Identify each line below that contains the word "percent", and copy it out.

* BEGIN DATA SECTION *

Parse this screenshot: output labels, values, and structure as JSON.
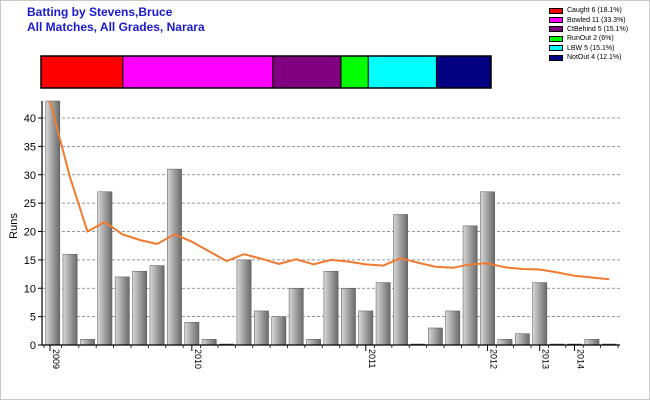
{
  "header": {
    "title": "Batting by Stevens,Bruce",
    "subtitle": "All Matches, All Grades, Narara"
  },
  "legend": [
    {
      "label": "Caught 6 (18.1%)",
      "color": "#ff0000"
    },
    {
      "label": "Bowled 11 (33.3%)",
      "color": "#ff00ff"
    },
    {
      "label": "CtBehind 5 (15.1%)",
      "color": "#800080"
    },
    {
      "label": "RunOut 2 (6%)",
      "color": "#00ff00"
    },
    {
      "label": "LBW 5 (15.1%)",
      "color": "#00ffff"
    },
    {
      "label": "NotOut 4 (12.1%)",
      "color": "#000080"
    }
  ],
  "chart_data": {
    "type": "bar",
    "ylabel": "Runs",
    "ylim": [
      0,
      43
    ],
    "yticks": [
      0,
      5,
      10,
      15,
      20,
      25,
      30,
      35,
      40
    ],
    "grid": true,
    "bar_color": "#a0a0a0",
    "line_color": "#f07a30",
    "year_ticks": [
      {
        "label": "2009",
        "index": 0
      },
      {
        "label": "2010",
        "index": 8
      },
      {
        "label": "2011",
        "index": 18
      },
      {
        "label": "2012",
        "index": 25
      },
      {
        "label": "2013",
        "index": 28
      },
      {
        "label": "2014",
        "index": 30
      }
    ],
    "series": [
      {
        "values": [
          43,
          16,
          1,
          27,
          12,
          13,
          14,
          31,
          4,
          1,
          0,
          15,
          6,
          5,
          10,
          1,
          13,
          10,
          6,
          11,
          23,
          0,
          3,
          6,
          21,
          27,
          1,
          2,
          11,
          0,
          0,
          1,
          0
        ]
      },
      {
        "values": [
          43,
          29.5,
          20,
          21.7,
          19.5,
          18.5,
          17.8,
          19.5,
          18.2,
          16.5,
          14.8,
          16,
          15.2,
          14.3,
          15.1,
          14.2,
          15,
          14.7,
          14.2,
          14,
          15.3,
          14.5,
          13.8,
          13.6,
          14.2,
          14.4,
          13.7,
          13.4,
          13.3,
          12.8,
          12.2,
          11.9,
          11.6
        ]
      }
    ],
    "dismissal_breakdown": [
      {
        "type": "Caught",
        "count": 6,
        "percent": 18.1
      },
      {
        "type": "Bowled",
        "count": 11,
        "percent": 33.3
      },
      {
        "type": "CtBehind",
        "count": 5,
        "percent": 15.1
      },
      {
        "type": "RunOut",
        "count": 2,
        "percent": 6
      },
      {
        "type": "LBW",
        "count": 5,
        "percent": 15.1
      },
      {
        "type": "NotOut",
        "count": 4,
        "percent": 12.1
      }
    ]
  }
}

* END DATA SECTION *
* BEGIN DATA SECTION *

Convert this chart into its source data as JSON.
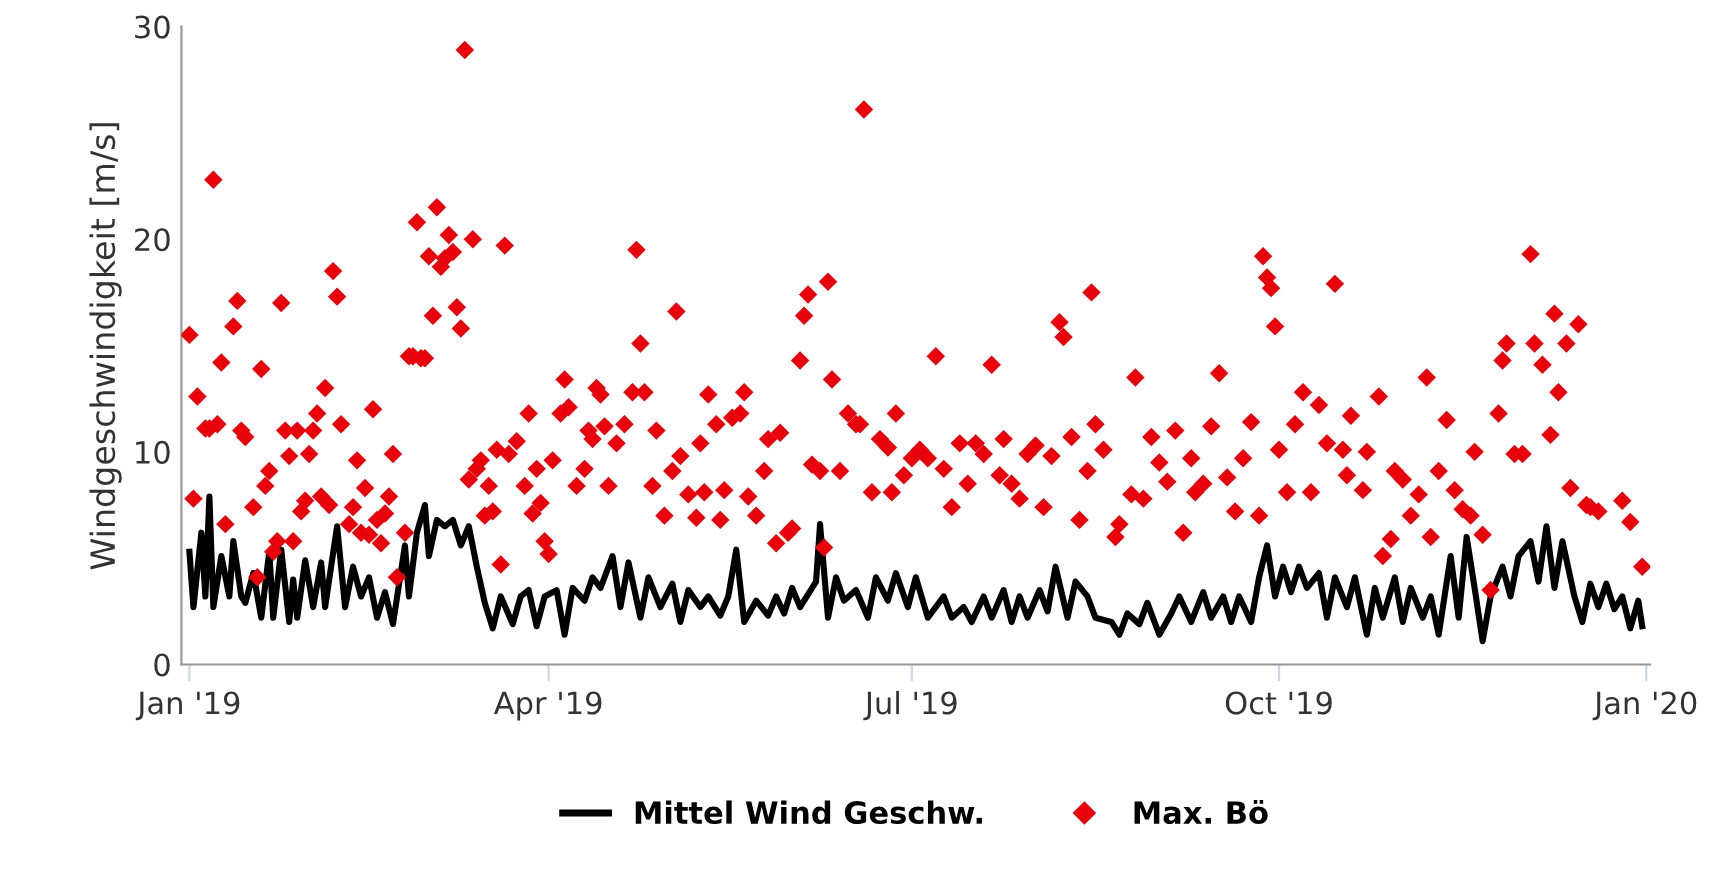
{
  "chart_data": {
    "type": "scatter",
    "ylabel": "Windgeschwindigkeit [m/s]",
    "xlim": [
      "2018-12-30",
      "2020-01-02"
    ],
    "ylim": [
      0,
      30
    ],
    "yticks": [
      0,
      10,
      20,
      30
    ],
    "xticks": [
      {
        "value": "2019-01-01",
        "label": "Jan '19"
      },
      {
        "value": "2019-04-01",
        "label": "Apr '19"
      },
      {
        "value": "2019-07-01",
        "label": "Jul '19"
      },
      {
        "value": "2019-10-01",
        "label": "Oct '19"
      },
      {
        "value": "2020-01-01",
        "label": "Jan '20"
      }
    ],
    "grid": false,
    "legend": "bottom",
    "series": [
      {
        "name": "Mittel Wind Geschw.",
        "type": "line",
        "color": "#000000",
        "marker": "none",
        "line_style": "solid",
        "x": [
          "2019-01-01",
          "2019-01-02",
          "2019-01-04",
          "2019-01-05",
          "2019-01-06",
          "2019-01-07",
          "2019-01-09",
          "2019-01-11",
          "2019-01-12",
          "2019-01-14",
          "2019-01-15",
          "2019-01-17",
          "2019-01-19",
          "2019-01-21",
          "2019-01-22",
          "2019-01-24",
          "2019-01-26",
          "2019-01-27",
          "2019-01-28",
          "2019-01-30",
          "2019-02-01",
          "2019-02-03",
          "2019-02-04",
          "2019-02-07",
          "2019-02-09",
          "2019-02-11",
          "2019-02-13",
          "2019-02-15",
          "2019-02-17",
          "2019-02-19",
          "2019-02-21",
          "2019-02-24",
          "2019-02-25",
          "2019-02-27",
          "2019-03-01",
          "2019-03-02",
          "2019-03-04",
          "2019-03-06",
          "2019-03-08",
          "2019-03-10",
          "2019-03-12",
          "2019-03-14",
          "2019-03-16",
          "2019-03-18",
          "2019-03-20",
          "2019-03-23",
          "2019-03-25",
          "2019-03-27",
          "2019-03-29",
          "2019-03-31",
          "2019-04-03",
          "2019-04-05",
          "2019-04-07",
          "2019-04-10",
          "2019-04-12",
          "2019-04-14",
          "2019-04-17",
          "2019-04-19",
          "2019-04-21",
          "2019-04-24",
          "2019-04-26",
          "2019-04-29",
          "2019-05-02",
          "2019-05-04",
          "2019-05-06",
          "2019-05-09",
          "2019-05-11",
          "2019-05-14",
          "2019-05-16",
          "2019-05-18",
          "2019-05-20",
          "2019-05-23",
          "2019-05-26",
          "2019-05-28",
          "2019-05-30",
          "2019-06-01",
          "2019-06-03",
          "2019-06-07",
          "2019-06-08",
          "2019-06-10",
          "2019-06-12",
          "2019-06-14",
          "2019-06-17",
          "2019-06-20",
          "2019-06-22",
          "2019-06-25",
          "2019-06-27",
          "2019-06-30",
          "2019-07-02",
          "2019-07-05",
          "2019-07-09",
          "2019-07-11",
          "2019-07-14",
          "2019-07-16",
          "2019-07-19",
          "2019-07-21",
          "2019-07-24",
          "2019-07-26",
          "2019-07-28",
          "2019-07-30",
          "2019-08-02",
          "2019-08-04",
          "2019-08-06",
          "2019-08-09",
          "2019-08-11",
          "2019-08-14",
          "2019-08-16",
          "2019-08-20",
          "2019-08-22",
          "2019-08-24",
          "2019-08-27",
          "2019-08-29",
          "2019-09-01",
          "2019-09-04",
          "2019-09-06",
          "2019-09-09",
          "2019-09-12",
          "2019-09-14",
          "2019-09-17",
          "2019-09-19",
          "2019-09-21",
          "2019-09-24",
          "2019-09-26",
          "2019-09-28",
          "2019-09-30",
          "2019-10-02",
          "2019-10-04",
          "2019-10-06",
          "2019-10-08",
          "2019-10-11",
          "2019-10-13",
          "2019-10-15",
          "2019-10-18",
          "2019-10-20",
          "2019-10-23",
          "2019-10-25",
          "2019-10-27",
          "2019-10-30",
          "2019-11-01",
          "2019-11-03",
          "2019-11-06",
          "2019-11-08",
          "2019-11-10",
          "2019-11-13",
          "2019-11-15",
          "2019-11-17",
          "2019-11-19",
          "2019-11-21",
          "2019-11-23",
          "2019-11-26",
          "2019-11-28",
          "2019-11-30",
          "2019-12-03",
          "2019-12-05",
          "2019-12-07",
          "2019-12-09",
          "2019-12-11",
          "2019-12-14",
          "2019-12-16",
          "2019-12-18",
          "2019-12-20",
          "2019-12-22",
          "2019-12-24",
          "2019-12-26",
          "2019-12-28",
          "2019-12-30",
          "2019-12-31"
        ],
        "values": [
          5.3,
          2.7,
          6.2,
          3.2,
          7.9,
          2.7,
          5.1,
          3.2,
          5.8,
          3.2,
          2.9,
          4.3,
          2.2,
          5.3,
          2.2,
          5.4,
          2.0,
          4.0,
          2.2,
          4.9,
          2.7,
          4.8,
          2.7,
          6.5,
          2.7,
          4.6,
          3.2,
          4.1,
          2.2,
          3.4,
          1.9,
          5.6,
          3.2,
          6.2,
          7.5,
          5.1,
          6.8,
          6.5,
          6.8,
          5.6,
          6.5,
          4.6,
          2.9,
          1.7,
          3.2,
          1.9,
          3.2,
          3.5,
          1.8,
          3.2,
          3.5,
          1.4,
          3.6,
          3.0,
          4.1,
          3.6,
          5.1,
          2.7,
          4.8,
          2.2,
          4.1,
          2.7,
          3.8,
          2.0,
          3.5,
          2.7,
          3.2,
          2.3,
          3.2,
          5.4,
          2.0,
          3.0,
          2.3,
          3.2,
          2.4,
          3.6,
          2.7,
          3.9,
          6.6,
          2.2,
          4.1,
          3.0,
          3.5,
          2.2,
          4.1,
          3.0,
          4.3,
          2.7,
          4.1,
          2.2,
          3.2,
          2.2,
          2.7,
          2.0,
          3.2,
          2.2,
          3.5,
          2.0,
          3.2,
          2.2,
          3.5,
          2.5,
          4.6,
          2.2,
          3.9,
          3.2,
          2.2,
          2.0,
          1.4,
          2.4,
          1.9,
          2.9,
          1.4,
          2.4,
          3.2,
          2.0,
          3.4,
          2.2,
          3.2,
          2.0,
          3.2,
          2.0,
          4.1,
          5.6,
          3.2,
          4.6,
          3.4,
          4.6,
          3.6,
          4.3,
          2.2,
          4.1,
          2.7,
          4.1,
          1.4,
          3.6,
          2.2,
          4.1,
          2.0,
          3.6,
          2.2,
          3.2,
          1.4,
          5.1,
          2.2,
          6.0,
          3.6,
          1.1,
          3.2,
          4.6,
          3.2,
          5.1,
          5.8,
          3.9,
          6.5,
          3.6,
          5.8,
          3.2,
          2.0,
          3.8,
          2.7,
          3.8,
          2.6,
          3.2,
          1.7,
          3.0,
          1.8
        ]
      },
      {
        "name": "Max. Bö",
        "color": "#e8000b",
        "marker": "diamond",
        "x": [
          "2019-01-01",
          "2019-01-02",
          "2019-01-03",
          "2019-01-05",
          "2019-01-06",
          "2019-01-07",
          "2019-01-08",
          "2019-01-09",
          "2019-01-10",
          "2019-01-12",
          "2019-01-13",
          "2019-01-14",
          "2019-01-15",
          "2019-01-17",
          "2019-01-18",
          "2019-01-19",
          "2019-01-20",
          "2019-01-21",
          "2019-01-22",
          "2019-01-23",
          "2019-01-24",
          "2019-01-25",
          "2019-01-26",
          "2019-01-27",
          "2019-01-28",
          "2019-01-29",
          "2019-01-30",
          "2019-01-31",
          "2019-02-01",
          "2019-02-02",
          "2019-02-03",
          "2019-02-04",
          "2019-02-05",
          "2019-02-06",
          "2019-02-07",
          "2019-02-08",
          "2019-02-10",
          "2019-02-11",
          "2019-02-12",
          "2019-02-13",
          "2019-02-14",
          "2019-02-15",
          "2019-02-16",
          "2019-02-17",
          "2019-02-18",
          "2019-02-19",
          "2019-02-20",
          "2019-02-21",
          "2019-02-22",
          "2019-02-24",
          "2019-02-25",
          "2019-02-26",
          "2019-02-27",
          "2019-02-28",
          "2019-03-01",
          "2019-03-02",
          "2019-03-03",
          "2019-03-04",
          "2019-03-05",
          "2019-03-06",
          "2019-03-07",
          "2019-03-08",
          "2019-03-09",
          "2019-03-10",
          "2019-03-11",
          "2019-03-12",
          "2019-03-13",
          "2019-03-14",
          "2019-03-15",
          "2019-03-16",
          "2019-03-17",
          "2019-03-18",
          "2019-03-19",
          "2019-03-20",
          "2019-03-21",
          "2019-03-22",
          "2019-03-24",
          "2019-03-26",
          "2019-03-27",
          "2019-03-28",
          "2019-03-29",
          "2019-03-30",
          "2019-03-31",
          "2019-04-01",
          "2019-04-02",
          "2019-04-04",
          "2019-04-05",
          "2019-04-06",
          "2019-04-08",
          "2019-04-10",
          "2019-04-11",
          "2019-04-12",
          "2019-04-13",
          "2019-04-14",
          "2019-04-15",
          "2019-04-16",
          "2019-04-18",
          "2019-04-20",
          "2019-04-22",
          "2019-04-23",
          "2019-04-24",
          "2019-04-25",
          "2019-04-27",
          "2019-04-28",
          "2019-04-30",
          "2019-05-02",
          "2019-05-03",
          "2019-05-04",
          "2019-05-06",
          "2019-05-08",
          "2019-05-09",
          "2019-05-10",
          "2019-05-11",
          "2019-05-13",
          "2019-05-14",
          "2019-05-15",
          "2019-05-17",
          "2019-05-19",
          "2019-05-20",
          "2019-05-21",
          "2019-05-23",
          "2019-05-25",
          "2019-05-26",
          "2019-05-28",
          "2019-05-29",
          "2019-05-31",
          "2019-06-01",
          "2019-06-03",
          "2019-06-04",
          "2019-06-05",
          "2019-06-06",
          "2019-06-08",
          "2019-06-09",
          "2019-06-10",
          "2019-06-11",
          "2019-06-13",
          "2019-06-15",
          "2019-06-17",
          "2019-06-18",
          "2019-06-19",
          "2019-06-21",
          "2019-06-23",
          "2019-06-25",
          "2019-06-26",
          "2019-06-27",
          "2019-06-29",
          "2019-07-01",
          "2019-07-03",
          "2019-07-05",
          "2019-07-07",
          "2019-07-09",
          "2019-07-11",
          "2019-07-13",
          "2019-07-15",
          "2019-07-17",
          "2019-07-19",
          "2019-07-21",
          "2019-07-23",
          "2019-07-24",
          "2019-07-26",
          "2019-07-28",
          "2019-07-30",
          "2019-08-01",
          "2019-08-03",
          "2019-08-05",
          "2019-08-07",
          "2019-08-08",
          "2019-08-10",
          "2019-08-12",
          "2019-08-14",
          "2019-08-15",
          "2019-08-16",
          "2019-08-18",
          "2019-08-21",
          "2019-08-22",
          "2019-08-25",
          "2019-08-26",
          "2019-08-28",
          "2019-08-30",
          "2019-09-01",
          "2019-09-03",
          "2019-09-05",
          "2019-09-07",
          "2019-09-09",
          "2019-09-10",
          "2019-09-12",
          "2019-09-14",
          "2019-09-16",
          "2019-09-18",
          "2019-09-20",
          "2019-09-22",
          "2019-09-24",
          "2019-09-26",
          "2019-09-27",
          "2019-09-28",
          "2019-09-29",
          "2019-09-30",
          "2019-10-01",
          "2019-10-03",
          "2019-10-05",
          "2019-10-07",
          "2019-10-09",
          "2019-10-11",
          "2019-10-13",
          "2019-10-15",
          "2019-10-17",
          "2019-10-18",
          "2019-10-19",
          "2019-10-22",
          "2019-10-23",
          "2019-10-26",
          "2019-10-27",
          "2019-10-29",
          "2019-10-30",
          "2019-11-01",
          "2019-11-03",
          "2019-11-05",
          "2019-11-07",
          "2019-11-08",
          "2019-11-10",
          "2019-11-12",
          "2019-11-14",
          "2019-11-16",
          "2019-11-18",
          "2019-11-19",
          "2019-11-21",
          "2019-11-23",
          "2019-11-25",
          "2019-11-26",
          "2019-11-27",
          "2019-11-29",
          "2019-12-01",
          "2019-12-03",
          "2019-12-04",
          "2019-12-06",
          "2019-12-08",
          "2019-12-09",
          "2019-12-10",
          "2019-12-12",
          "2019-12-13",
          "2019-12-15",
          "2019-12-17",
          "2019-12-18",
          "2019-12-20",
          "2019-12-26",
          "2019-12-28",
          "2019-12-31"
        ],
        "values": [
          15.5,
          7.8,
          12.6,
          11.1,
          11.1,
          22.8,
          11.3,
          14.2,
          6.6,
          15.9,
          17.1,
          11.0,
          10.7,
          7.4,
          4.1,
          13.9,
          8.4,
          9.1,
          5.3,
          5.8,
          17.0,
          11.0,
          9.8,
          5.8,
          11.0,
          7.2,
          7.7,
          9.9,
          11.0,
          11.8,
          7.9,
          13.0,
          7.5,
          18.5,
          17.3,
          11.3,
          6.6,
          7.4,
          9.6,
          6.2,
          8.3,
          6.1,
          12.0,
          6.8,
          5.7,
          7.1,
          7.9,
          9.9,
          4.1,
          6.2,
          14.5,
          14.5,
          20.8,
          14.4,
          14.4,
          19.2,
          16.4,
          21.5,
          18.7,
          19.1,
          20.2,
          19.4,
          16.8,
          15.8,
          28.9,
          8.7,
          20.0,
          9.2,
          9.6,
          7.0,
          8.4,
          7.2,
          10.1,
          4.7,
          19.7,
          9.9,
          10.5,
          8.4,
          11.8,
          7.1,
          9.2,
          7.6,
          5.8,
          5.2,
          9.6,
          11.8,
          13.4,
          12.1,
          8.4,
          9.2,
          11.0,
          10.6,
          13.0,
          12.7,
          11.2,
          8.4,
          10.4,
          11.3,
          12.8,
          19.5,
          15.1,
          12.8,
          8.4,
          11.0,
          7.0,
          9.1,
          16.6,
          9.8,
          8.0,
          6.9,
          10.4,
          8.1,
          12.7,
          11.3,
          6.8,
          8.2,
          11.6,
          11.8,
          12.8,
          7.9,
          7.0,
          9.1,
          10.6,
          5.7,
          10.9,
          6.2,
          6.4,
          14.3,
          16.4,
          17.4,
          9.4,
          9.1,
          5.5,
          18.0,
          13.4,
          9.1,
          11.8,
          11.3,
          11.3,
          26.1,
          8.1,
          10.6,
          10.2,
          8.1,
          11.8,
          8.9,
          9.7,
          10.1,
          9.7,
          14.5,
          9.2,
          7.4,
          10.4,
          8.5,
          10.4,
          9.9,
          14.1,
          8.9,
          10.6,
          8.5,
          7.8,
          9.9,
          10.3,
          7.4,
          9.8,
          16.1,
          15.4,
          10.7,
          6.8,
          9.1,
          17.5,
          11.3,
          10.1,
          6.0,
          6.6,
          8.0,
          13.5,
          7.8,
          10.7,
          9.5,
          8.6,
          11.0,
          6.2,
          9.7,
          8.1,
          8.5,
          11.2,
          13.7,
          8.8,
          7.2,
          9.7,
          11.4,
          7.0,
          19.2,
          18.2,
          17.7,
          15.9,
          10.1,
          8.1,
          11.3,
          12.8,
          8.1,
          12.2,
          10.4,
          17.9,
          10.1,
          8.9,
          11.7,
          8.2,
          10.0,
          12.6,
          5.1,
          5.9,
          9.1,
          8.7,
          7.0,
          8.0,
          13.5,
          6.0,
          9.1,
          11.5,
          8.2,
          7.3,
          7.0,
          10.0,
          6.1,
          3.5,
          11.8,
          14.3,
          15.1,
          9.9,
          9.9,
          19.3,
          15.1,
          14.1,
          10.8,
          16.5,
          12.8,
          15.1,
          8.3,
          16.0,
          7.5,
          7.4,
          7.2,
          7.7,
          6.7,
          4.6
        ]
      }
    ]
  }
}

* END DATA SECTION *

RESPONSE >>
        "percent": 18.1
        "percent": 33.3
        "percent": 15.1
        "percent": 6
        "percent": 15.1
        "percent": 12.1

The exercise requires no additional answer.